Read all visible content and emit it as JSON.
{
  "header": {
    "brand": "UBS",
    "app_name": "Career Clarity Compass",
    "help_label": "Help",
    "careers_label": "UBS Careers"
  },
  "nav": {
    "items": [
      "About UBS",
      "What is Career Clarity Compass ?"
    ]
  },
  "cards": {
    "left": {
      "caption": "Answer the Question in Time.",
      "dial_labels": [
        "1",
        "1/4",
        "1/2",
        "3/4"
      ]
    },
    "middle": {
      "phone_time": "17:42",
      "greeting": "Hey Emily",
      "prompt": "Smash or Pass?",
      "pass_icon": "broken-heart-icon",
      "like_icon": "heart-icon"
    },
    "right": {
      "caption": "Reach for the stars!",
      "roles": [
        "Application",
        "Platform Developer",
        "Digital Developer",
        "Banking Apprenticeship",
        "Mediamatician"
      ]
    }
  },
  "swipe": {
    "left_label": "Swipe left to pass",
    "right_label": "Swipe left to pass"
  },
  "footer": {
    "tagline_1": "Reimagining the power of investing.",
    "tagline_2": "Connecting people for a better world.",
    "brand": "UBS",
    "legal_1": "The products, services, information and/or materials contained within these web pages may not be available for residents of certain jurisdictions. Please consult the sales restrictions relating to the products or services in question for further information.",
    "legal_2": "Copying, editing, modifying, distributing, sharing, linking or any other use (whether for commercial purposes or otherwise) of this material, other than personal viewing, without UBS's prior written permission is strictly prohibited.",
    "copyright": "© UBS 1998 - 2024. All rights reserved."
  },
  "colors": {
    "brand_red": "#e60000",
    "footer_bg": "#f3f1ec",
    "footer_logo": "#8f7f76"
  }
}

▶ **THE EXERCISE**: Transcribe each record exactly. Leave nothing out.

▶ **COMPLETE OUTPUT**:
Read all visible content and emit it as JSON.
{
  "header": {
    "brand": "UBS",
    "app_name": "Career Clarity Compass",
    "help_label": "Help",
    "careers_label": "UBS Careers"
  },
  "nav": {
    "items": [
      "About UBS",
      "What is Career Clarity Compass ?"
    ]
  },
  "cards": {
    "left": {
      "caption": "Answer the Question in Time.",
      "dial_labels": [
        "1",
        "1/4",
        "1/2",
        "3/4"
      ]
    },
    "middle": {
      "phone_time": "17:42",
      "greeting": "Hey Emily",
      "prompt": "Smash or Pass?",
      "pass_icon": "broken-heart-icon",
      "like_icon": "heart-icon"
    },
    "right": {
      "caption": "Reach for the stars!",
      "roles": [
        "Application",
        "Platform Developer",
        "Digital Developer",
        "Banking Apprenticeship",
        "Mediamatician"
      ]
    }
  },
  "swipe": {
    "left_label": "Swipe left to pass",
    "right_label": "Swipe left to pass"
  },
  "footer": {
    "tagline_1": "Reimagining the power of investing.",
    "tagline_2": "Connecting people for a better world.",
    "brand": "UBS",
    "legal_1": "The products, services, information and/or materials contained within these web pages may not be available for residents of certain jurisdictions. Please consult the sales restrictions relating to the products or services in question for further information.",
    "legal_2": "Copying, editing, modifying, distributing, sharing, linking or any other use (whether for commercial purposes or otherwise) of this material, other than personal viewing, without UBS's prior written permission is strictly prohibited.",
    "copyright": "© UBS 1998 - 2024. All rights reserved."
  },
  "colors": {
    "brand_red": "#e60000",
    "footer_bg": "#f3f1ec",
    "footer_logo": "#8f7f76"
  }
}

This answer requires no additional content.